Records for this exercise —
━━━━━━━━

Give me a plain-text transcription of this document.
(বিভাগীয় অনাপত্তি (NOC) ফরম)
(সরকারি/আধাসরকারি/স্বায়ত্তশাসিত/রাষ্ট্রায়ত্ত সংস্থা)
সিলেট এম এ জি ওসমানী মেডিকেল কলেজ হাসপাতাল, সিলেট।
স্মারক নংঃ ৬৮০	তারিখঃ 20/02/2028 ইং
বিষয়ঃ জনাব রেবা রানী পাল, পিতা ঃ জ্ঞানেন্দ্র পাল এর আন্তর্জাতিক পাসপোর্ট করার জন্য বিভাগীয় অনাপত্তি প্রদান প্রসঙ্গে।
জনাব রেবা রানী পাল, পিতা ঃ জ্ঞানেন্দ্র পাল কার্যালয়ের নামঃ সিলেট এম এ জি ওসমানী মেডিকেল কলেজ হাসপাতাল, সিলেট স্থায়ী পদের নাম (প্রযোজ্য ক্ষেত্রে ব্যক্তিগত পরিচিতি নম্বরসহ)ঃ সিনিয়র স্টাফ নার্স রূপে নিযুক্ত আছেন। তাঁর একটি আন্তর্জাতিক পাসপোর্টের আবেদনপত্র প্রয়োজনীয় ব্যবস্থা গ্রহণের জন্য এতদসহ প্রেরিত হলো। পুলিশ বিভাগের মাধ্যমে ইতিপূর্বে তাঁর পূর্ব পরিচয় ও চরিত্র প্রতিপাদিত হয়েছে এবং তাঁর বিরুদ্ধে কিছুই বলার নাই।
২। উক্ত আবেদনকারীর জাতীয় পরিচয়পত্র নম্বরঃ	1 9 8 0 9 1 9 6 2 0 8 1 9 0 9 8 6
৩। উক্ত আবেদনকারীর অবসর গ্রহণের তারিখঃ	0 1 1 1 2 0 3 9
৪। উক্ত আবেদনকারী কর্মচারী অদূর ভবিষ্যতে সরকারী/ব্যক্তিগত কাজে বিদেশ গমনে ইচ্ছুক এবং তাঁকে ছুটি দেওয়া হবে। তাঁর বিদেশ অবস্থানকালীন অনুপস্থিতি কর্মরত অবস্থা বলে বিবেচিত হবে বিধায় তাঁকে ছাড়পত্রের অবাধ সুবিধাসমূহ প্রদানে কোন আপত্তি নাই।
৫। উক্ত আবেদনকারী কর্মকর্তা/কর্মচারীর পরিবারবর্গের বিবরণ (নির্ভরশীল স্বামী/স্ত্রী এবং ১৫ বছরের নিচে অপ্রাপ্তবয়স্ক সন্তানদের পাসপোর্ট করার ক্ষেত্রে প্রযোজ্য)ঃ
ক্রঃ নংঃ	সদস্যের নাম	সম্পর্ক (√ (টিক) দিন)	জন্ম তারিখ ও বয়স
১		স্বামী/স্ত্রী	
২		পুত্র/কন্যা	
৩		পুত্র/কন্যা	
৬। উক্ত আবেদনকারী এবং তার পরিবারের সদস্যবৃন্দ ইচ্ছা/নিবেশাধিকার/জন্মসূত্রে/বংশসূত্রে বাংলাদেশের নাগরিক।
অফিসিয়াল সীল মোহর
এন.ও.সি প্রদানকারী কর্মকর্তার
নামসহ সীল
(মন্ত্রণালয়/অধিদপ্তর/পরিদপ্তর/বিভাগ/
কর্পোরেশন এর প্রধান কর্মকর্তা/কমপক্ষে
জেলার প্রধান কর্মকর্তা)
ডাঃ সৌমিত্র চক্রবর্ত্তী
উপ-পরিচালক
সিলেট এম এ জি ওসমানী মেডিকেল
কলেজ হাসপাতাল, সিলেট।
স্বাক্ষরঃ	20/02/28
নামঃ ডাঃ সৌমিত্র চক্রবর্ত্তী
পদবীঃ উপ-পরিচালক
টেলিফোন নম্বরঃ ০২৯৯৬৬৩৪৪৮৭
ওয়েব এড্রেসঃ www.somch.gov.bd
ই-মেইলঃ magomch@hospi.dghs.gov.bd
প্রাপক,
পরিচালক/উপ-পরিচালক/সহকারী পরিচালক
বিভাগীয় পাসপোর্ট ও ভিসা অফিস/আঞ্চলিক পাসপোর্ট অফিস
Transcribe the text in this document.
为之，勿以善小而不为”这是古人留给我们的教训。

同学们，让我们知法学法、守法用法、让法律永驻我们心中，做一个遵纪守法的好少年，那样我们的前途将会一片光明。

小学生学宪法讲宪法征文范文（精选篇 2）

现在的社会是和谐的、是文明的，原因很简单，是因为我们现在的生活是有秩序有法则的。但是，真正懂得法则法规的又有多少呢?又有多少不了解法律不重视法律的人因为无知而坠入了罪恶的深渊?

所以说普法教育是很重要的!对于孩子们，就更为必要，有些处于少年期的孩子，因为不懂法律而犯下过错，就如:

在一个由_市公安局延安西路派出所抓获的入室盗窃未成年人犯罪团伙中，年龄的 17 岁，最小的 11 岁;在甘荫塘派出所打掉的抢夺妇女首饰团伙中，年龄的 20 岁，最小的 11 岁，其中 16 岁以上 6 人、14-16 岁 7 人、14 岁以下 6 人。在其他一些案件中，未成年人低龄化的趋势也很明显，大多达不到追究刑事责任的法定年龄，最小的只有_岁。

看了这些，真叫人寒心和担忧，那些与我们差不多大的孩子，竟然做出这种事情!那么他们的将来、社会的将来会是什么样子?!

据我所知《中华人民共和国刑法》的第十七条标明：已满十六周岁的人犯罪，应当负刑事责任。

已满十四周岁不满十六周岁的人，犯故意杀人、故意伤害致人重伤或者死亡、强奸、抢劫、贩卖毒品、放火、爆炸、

━━━━━━━━

Exercise details — Print again each line of the listing above, exactly as it appears.

Solution for this exercise —
Give me a plain-text transcription of this document.
(বিভাগীয় অনাপত্তি (NOC) ফরম)
(সরকারি/আধাসরকারি/স্বায়ত্তশাসিত/রাষ্ট্রায়ত্ত সংস্থা)
সিলেট এম এ জি ওসমানী মেডিকেল কলেজ হাসপাতাল, সিলেট।
স্মারক নংঃ ৬৮০	তারিখঃ 20/02/2028 ইং
বিষয়ঃ জনাব রেবা রানী পাল, পিতা ঃ জ্ঞানেন্দ্র পাল এর আন্তর্জাতিক পাসপোর্ট করার জন্য বিভাগীয় অনাপত্তি প্রদান প্রসঙ্গে।
জনাব রেবা রানী পাল, পিতা ঃ জ্ঞানেন্দ্র পাল কার্যালয়ের নামঃ সিলেট এম এ জি ওসমানী মেডিকেল কলেজ হাসপাতাল, সিলেট স্থায়ী পদের নাম (প্রযোজ্য ক্ষেত্রে ব্যক্তিগত পরিচিতি নম্বরসহ)ঃ সিনিয়র স্টাফ নার্স রূপে নিযুক্ত আছেন। তাঁর একটি আন্তর্জাতিক পাসপোর্টের আবেদনপত্র প্রয়োজনীয় ব্যবস্থা গ্রহণের জন্য এতদসহ প্রেরিত হলো। পুলিশ বিভাগের মাধ্যমে ইতিপূর্বে তাঁর পূর্ব পরিচয় ও চরিত্র প্রতিপাদিত হয়েছে এবং তাঁর বিরুদ্ধে কিছুই বলার নাই।
২। উক্ত আবেদনকারীর জাতীয় পরিচয়পত্র নম্বরঃ	1 9 8 0 9 1 9 6 2 0 8 1 9 0 9 8 6
৩। উক্ত আবেদনকারীর অবসর গ্রহণের তারিখঃ	0 1 1 1 2 0 3 9
৪। উক্ত আবেদনকারী কর্মচারী অদূর ভবিষ্যতে সরকারী/ব্যক্তিগত কাজে বিদেশ গমনে ইচ্ছুক এবং তাঁকে ছুটি দেওয়া হবে। তাঁর বিদেশ অবস্থানকালীন অনুপস্থিতি কর্মরত অবস্থা বলে বিবেচিত হবে বিধায় তাঁকে ছাড়পত্রের অবাধ সুবিধাসমূহ প্রদানে কোন আপত্তি নাই।
৫। উক্ত আবেদনকারী কর্মকর্তা/কর্মচারীর পরিবারবর্গের বিবরণ (নির্ভরশীল স্বামী/স্ত্রী এবং ১৫ বছরের নিচে অপ্রাপ্তবয়স্ক সন্তানদের পাসপোর্ট করার ক্ষেত্রে প্রযোজ্য)ঃ
ক্রঃ নংঃ	সদস্যের নাম	সম্পর্ক (√ (টিক) দিন)	জন্ম তারিখ ও বয়স
১		স্বামী/স্ত্রী	
২		পুত্র/কন্যা	
৩		পুত্র/কন্যা	
৬। উক্ত আবেদনকারী এবং তার পরিবারের সদস্যবৃন্দ ইচ্ছা/নিবেশাধিকার/জন্মসূত্রে/বংশসূত্রে বাংলাদেশের নাগরিক।
অফিসিয়াল সীল মোহর
এন.ও.সি প্রদানকারী কর্মকর্তার
নামসহ সীল
(মন্ত্রণালয়/অধিদপ্তর/পরিদপ্তর/বিভাগ/
কর্পোরেশন এর প্রধান কর্মকর্তা/কমপক্ষে
জেলার প্রধান কর্মকর্তা)
ডাঃ সৌমিত্র চক্রবর্ত্তী
উপ-পরিচালক
সিলেট এম এ জি ওসমানী মেডিকেল
কলেজ হাসপাতাল, সিলেট।
স্বাক্ষরঃ	20/02/28
নামঃ ডাঃ সৌমিত্র চক্রবর্ত্তী
পদবীঃ উপ-পরিচালক
টেলিফোন নম্বরঃ ০২৯৯৬৬৩৪৪৮৭
ওয়েব এড্রেসঃ www.somch.gov.bd
ই-মেইলঃ magomch@hospi.dghs.gov.bd
প্রাপক,
পরিচালক/উপ-পরিচালক/সহকারী পরিচালক
বিভাগীয় পাসপোর্ট ও ভিসা অফিস/আঞ্চলিক পাসপোর্ট অফিস
Transcribe the text in this document.
为之，勿以善小而不为”这是古人留给我们的教训。

同学们，让我们知法学法、守法用法、让法律永驻我们心中，做一个遵纪守法的好少年，那样我们的前途将会一片光明。

小学生学宪法讲宪法征文范文（精选篇 2）

现在的社会是和谐的、是文明的，原因很简单，是因为我们现在的生活是有秩序有法则的。但是，真正懂得法则法规的又有多少呢?又有多少不了解法律不重视法律的人因为无知而坠入了罪恶的深渊?

所以说普法教育是很重要的!对于孩子们，就更为必要，有些处于少年期的孩子，因为不懂法律而犯下过错，就如:

在一个由_市公安局延安西路派出所抓获的入室盗窃未成年人犯罪团伙中，年龄的 17 岁，最小的 11 岁;在甘荫塘派出所打掉的抢夺妇女首饰团伙中，年龄的 20 岁，最小的 11 岁，其中 16 岁以上 6 人、14-16 岁 7 人、14 岁以下 6 人。在其他一些案件中，未成年人低龄化的趋势也很明显，大多达不到追究刑事责任的法定年龄，最小的只有_岁。

看了这些，真叫人寒心和担忧，那些与我们差不多大的孩子，竟然做出这种事情!那么他们的将来、社会的将来会是什么样子?!

据我所知《中华人民共和国刑法》的第十七条标明：已满十六周岁的人犯罪，应当负刑事责任。

已满十四周岁不满十六周岁的人，犯故意杀人、故意伤害致人重伤或者死亡、强奸、抢劫、贩卖毒品、放火、爆炸、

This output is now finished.